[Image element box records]
•••••

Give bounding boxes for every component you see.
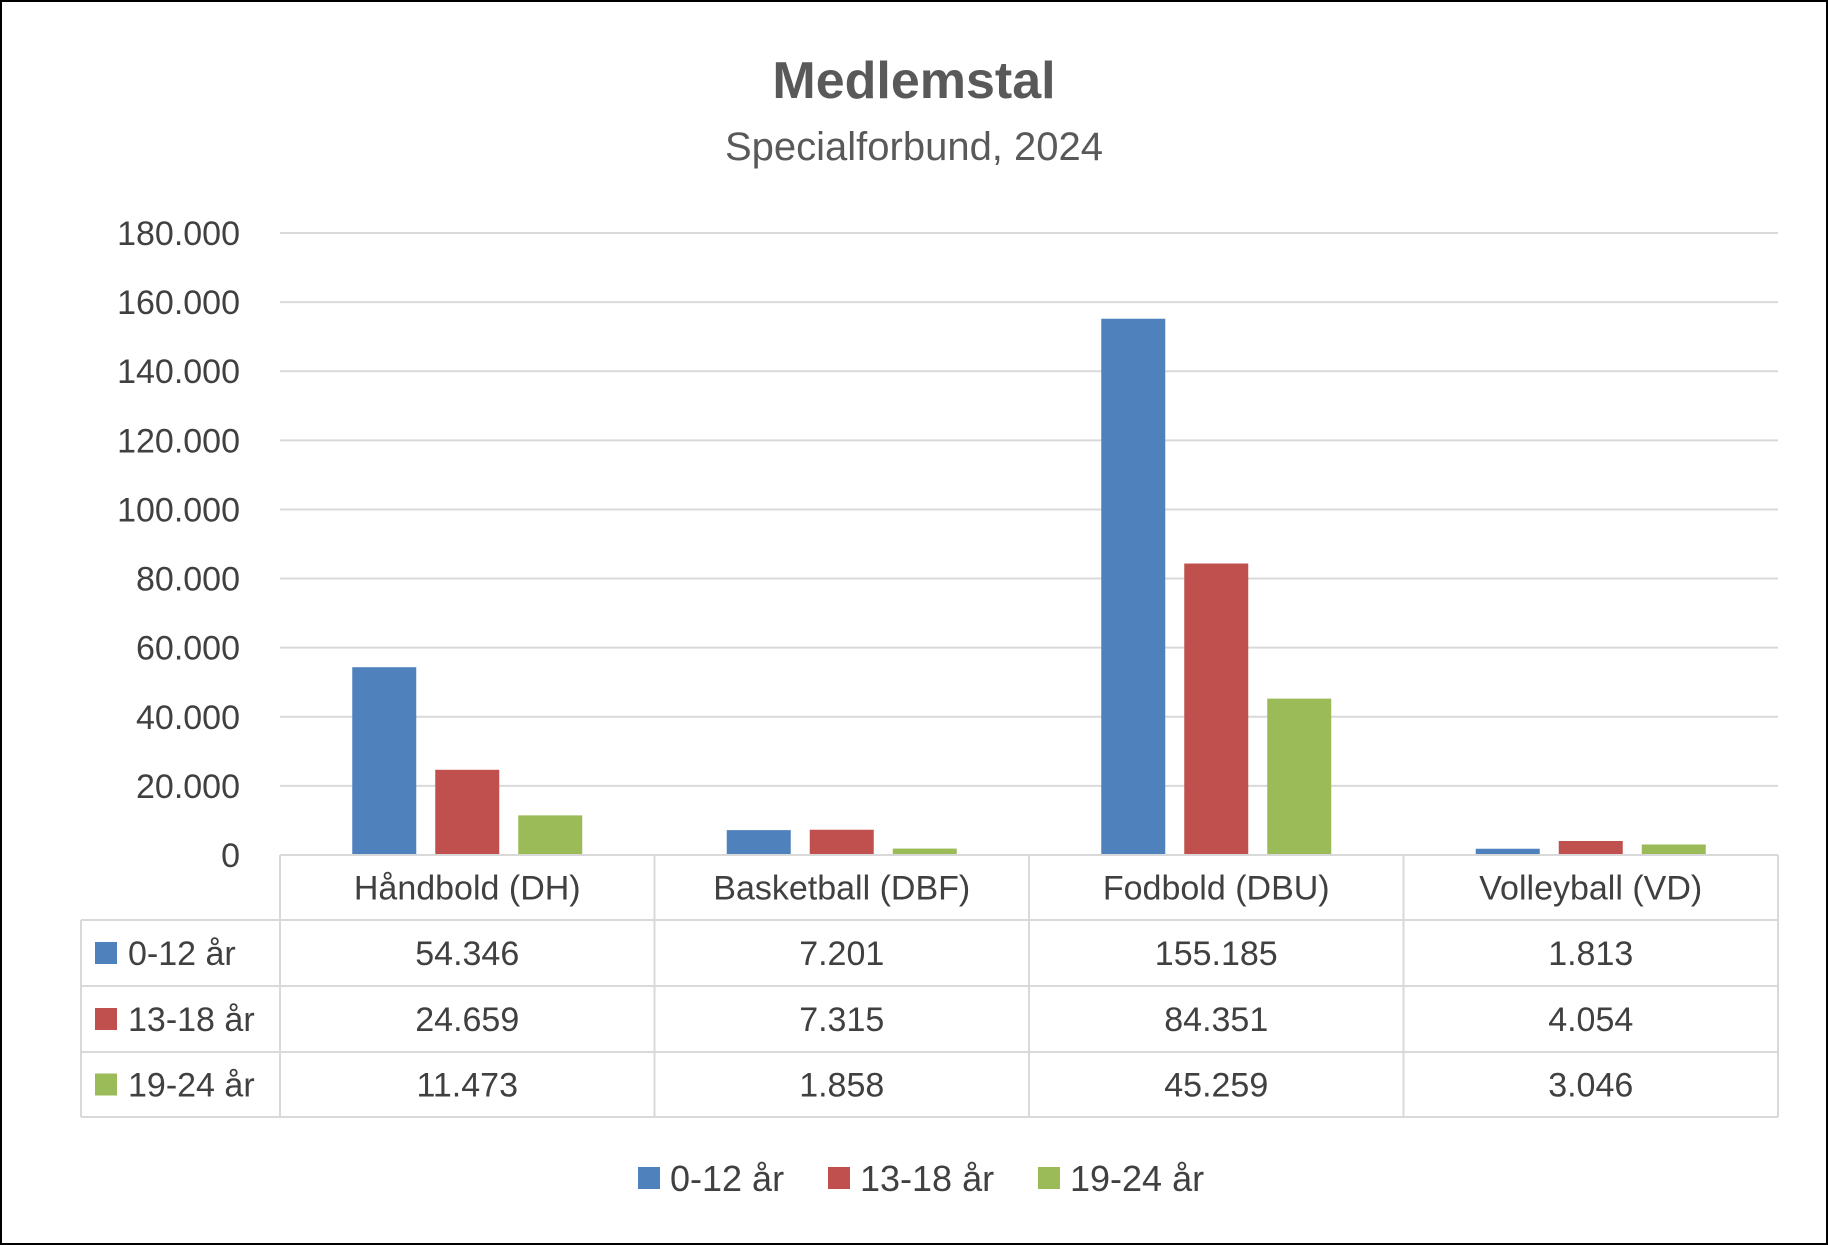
- bar: [1641, 844, 1706, 855]
- legend-label: 0-12 år: [670, 1158, 784, 1199]
- table-legend-swatch: [95, 1073, 117, 1096]
- y-axis-ticks: 0 20.000 40.000 60.000 80.000 100.000 120.000 1…: [117, 215, 240, 875]
- data-label: 11.473: [417, 1067, 518, 1105]
- table-legend-swatch: [95, 942, 117, 964]
- bar: [518, 815, 583, 855]
- bar: [1184, 563, 1249, 855]
- y-tick-label: 0: [221, 837, 240, 875]
- table-row-label: 13-18 år: [128, 1001, 255, 1039]
- bars: [352, 318, 1706, 855]
- bar: [1558, 840, 1623, 855]
- data-label: 7.315: [799, 1001, 884, 1039]
- y-tick-label: 140.000: [117, 353, 240, 391]
- category-label: Håndbold (DH): [354, 870, 581, 908]
- data-label: 54.346: [415, 935, 519, 973]
- data-label: 4.054: [1548, 1001, 1633, 1039]
- y-tick-label: 60.000: [136, 630, 240, 668]
- bar: [1267, 698, 1332, 855]
- bar: [1475, 848, 1540, 855]
- legend: 0-12 år 13-18 år 19-24 år: [638, 1158, 1204, 1199]
- bar: [435, 769, 500, 855]
- bar: [726, 830, 791, 855]
- table-row-label: 0-12 år: [128, 935, 236, 973]
- chart-title: Medlemstal: [772, 52, 1055, 110]
- legend-swatch: [828, 1167, 850, 1189]
- data-label: 1.858: [799, 1067, 884, 1105]
- y-tick-label: 180.000: [117, 215, 240, 253]
- category-label: Basketball (DBF): [713, 870, 970, 908]
- data-label: 3.046: [1548, 1067, 1633, 1105]
- table-row-label: 19-24 år: [128, 1067, 255, 1105]
- bar: [892, 848, 957, 855]
- table-legend-swatch: [95, 1008, 117, 1030]
- legend-swatch: [638, 1167, 660, 1189]
- data-label: 45.259: [1164, 1067, 1268, 1105]
- chart-subtitle: Specialforbund, 2024: [725, 125, 1103, 169]
- category-label: Volleyball (VD): [1479, 870, 1702, 908]
- data-label: 7.201: [799, 935, 884, 973]
- y-tick-label: 80.000: [136, 561, 240, 599]
- data-label: 1.813: [1548, 935, 1633, 973]
- legend-swatch: [1038, 1167, 1060, 1189]
- bar: [809, 829, 874, 855]
- data-label: 155.185: [1155, 935, 1278, 973]
- legend-label: 13-18 år: [860, 1158, 994, 1199]
- y-tick-label: 100.000: [117, 491, 240, 529]
- data-label: 24.659: [415, 1001, 519, 1039]
- y-tick-label: 40.000: [136, 699, 240, 737]
- gridlines: [280, 232, 1778, 787]
- data-table: Håndbold (DH) Basketball (DBF) Fodbold (DB…: [80, 854, 1779, 1118]
- y-tick-label: 120.000: [117, 422, 240, 460]
- data-label: 84.351: [1164, 1001, 1268, 1039]
- y-tick-label: 160.000: [117, 284, 240, 322]
- y-tick-label: 20.000: [136, 768, 240, 806]
- category-label: Fodbold (DBU): [1103, 870, 1330, 908]
- legend-label: 19-24 år: [1070, 1158, 1204, 1199]
- bar: [1101, 318, 1166, 855]
- bar: [352, 667, 417, 855]
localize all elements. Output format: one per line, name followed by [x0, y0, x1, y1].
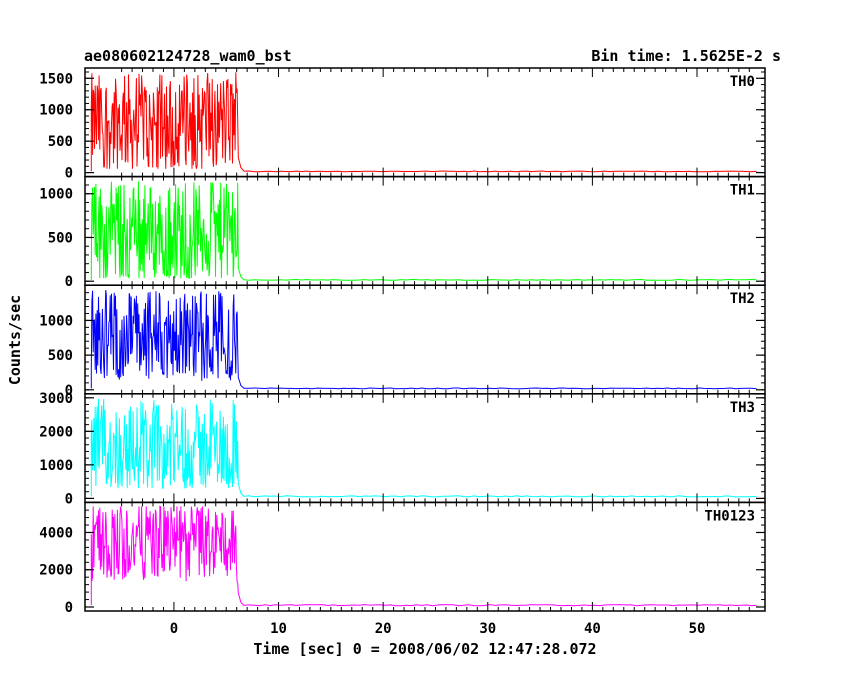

•••••

Goal:
Could you render everything from the line containing "- bar: [1641, 844, 1706, 855]" down to the line containing "- category-label: Basketball" as a Markdown table with the columns Row and Line, numbering each row and leaving out blank lines?

Solution to the problem:
| Row | Line |
|---|---|
| 1 | - bar: [1641, 844, 1706, 855] |
| 2 | - legend-label: 0-12 år: [670, 1158, 784, 1199] |
| 3 | - table-legend-swatch: [95, 1073, 117, 1096] |
| 4 | - y-axis-ticks: 0 20.000 40.000 60.000 80.000 100.000 120.000 1…: [117, 215, 240, 875] |
| 5 | - data-label: 11.473: [417, 1067, 518, 1105] |
| 6 | - table-legend-swatch: [95, 942, 117, 964] |
| 7 | - bar: [518, 815, 583, 855] |
| 8 | - bar: [1184, 563, 1249, 855] |
| 9 | - y-tick-label: 0: [221, 837, 240, 875] |
| 10 | - table-row-label: 13-18 år: [128, 1001, 255, 1039] |
| 11 | - bars: [352, 318, 1706, 855] |
| 12 | - bar: [1558, 840, 1623, 855] |
| 13 | - data-label: 7.315: [799, 1001, 884, 1039] |
| 14 | - y-tick-label: 140.000: [117, 353, 240, 391] |
| 15 | - category-label: Håndbold (DH): [354, 870, 581, 908] |
| 16 | - data-label: 54.346: [415, 935, 519, 973] |
| 17 | - data-label: 4.054: [1548, 1001, 1633, 1039] |
| 18 | - y-tick-label: 60.000: [136, 630, 240, 668] |
| 19 | - bar: [1267, 698, 1332, 855] |
| 20 | - bar: [1475, 848, 1540, 855] |
| 21 | - legend: 0-12 år 13-18 år 19-24 år: [638, 1158, 1204, 1199] |
| 22 | - bar: [435, 769, 500, 855] |
| 23 | - bar: [726, 830, 791, 855] |
| 24 | - table-row-label: 0-12 år: [128, 935, 236, 973] |
| 25 | - chart-title: Medlemstal: [772, 52, 1055, 110] |
| 26 | - legend-swatch: [828, 1167, 850, 1189] |
| 27 | - data-label: 1.858: [799, 1067, 884, 1105] |
| 28 | - y-tick-label: 180.000: [117, 215, 240, 253] |
| 29 | - category-label: Basketball (DBF): [713, 870, 970, 908] |